[Extracts from a graphics dataset]
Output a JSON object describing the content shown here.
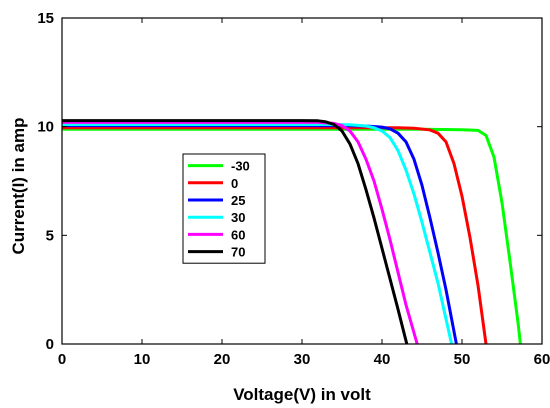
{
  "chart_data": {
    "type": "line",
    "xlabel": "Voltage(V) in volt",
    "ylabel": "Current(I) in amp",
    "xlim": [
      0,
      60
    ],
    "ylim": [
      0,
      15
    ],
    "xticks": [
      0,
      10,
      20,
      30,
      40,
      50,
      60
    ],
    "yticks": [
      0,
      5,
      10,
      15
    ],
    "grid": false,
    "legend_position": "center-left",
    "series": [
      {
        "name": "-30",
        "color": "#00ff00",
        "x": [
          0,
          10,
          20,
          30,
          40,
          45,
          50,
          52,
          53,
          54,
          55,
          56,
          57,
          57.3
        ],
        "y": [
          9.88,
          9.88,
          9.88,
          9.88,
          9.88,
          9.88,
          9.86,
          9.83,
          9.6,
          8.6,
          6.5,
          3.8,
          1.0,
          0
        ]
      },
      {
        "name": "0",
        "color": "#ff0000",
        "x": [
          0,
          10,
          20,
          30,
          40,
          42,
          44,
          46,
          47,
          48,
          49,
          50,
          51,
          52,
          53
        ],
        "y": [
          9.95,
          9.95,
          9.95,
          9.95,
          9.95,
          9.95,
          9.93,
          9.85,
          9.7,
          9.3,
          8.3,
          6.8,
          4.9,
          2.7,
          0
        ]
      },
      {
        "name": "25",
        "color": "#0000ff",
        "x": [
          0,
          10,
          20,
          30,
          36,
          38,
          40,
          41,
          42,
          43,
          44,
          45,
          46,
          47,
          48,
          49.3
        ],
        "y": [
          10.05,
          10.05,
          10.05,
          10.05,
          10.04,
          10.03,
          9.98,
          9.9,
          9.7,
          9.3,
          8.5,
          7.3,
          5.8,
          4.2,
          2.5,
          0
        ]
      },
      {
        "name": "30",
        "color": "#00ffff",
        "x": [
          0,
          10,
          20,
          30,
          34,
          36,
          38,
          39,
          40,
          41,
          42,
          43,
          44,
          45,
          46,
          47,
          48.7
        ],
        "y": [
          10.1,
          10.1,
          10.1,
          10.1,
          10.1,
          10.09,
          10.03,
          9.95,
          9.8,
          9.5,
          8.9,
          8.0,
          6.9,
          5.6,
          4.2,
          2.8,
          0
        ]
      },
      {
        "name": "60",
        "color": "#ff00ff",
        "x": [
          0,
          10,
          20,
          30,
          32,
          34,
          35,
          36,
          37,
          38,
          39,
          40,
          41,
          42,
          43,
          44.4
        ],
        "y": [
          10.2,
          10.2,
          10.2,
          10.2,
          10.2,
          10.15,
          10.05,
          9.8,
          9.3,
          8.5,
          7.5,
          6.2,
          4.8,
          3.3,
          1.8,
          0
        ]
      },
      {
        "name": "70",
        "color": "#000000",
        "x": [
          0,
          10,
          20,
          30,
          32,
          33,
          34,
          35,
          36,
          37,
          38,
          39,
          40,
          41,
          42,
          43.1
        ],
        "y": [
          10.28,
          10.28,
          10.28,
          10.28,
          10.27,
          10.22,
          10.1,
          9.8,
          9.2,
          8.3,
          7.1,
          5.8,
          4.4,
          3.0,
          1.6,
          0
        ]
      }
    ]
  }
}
---
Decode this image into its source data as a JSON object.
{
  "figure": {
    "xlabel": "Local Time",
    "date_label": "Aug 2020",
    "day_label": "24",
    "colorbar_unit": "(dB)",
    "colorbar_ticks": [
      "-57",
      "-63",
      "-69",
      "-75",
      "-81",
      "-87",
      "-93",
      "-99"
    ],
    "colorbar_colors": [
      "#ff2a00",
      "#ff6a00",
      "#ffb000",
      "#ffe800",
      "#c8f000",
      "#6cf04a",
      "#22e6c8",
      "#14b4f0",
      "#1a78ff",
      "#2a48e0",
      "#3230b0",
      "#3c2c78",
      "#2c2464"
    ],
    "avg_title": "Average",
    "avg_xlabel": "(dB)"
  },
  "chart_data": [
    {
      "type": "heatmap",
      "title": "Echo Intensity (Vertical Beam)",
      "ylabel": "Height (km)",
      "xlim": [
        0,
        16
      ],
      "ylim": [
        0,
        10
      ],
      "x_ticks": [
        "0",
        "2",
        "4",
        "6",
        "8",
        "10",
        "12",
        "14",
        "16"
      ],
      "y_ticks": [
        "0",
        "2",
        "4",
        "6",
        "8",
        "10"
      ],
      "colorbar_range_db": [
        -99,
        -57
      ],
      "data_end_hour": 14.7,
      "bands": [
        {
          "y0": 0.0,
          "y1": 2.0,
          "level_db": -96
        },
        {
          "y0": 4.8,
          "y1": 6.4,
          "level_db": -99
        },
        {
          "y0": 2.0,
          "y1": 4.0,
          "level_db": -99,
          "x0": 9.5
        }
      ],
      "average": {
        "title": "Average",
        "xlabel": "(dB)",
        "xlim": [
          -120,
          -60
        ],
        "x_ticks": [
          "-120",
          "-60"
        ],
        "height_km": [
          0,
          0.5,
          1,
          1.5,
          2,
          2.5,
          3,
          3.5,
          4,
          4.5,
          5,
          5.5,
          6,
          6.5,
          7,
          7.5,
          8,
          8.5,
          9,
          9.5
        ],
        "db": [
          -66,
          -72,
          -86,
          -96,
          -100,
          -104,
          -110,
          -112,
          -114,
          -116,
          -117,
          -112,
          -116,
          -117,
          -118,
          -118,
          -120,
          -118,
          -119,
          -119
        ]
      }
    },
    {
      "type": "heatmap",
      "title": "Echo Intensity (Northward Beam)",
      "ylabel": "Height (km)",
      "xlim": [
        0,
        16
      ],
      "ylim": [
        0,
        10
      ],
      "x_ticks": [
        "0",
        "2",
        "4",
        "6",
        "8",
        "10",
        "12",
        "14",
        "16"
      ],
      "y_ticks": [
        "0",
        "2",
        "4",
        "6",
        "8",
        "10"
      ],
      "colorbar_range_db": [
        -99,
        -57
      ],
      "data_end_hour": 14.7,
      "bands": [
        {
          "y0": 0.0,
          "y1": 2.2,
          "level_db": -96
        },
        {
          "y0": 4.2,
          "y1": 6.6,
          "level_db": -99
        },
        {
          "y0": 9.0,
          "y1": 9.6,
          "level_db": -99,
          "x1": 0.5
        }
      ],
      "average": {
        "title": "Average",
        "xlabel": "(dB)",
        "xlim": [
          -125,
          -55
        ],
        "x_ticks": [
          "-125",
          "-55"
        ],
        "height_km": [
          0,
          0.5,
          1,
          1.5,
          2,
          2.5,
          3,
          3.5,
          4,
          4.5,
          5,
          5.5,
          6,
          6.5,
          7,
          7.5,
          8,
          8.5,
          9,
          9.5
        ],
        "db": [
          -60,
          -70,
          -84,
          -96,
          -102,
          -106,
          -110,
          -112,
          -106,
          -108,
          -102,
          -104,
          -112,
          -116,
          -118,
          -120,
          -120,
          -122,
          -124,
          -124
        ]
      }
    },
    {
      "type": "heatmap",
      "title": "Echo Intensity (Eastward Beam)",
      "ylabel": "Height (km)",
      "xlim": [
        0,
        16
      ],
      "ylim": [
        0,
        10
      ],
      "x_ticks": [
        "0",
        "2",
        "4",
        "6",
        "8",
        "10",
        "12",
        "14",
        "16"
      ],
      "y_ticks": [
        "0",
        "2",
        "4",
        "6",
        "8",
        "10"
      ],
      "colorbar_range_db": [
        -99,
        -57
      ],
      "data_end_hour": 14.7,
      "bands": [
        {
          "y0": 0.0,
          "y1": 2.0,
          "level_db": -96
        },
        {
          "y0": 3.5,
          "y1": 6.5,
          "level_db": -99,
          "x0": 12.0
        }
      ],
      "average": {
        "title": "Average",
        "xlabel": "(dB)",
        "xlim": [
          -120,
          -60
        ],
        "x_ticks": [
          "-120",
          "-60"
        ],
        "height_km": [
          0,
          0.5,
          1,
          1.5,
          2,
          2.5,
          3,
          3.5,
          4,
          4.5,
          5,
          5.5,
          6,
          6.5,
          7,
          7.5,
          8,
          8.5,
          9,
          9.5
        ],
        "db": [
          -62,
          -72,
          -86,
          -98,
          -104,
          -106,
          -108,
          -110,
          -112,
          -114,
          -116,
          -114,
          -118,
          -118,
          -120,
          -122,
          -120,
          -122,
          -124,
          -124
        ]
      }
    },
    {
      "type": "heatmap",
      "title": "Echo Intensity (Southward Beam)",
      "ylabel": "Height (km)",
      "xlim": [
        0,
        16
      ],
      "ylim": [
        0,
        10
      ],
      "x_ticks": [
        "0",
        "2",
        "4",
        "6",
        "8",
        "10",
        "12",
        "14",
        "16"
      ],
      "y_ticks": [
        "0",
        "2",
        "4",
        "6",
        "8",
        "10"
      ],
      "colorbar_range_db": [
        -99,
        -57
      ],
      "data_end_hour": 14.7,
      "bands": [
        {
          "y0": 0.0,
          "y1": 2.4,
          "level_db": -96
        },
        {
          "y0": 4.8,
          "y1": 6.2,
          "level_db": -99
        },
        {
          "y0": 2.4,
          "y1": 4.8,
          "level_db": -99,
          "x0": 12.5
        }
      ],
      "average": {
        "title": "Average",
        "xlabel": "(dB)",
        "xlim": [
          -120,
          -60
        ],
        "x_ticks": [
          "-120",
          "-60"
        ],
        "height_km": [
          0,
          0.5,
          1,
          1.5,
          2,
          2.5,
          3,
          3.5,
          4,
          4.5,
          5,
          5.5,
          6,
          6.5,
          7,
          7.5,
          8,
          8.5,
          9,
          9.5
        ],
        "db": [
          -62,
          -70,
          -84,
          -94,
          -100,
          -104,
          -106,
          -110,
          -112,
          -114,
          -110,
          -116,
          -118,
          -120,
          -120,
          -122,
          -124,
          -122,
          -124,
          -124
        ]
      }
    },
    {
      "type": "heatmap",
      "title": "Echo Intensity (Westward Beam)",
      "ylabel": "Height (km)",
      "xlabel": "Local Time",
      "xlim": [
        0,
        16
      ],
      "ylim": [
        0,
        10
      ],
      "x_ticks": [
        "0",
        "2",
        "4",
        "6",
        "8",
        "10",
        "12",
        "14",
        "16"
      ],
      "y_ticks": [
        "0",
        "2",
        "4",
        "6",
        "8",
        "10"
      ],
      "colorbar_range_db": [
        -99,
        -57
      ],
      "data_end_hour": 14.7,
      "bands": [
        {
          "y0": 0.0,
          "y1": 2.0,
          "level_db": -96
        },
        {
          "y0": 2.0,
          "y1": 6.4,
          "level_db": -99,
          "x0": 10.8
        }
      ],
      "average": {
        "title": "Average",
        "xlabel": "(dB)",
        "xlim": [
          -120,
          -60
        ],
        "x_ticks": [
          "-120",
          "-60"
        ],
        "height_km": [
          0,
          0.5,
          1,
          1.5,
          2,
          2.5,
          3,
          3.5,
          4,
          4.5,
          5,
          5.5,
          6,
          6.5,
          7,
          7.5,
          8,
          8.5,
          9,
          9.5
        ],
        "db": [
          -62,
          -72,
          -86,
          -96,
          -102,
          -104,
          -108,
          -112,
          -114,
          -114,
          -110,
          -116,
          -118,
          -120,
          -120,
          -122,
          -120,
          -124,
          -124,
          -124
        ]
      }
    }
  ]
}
...
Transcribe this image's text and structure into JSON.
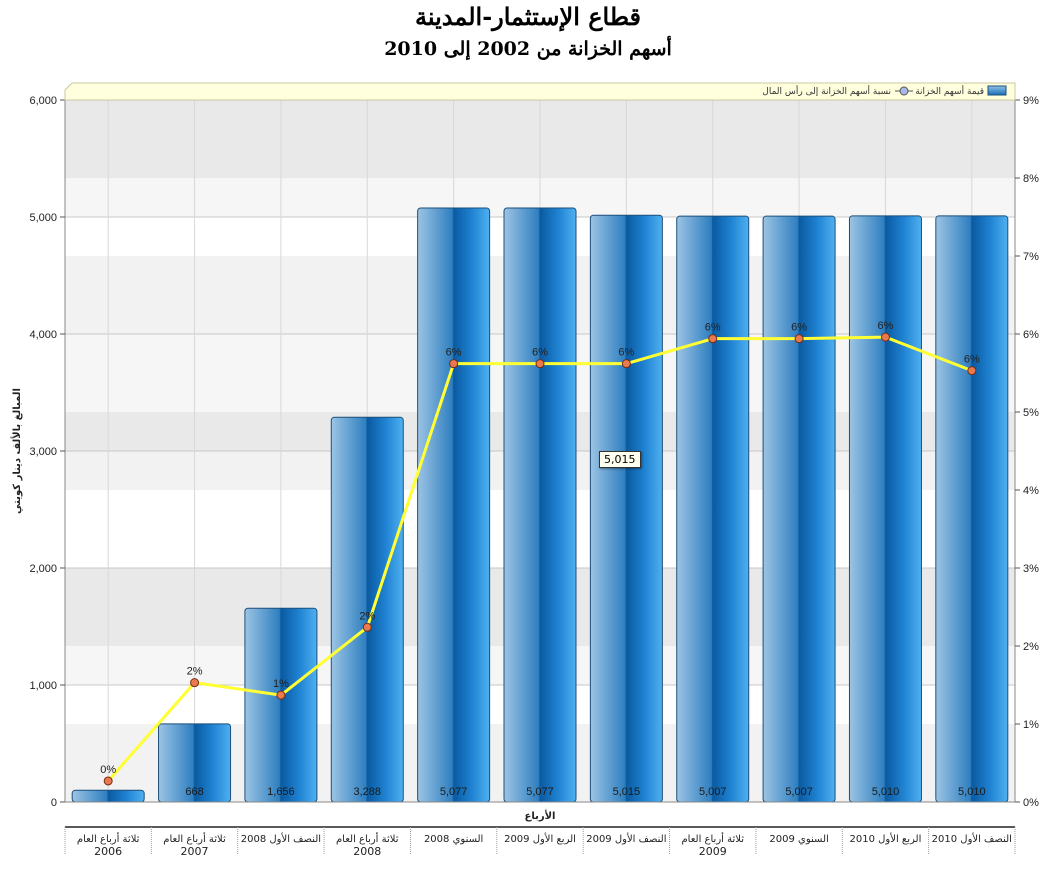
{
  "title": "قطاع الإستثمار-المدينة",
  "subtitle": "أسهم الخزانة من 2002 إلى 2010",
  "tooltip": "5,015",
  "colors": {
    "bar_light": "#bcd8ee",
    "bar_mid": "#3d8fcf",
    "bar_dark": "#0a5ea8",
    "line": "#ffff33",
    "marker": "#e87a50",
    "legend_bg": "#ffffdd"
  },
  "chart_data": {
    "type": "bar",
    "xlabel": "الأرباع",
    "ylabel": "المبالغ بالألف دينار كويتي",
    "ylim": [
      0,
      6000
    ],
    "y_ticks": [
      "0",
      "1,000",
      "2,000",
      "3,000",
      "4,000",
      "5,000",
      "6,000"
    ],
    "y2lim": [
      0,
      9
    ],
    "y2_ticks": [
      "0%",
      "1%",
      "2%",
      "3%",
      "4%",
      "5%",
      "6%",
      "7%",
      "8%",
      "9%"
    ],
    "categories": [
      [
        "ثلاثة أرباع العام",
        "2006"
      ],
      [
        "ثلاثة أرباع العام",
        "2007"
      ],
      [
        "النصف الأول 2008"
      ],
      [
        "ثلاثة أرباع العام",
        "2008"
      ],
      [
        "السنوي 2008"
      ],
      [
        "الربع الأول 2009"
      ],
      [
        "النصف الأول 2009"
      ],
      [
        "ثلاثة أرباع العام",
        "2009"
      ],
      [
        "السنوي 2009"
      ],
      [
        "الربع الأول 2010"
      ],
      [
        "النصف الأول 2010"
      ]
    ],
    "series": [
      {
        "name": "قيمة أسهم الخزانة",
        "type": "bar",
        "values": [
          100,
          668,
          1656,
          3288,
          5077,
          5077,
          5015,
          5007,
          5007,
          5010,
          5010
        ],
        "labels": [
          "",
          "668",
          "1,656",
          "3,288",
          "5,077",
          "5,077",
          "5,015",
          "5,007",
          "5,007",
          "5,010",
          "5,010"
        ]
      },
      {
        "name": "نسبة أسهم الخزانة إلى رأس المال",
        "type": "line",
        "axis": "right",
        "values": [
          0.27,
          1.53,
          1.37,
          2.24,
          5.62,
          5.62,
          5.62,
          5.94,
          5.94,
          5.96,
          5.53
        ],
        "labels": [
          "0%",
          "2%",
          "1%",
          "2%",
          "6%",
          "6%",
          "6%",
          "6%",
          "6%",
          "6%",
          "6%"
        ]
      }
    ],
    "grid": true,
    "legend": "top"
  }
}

## [Exercise details]
Above are several records. Count the lines among them that contain "الأول" and give only the total.

## [Answer for this exercise]
5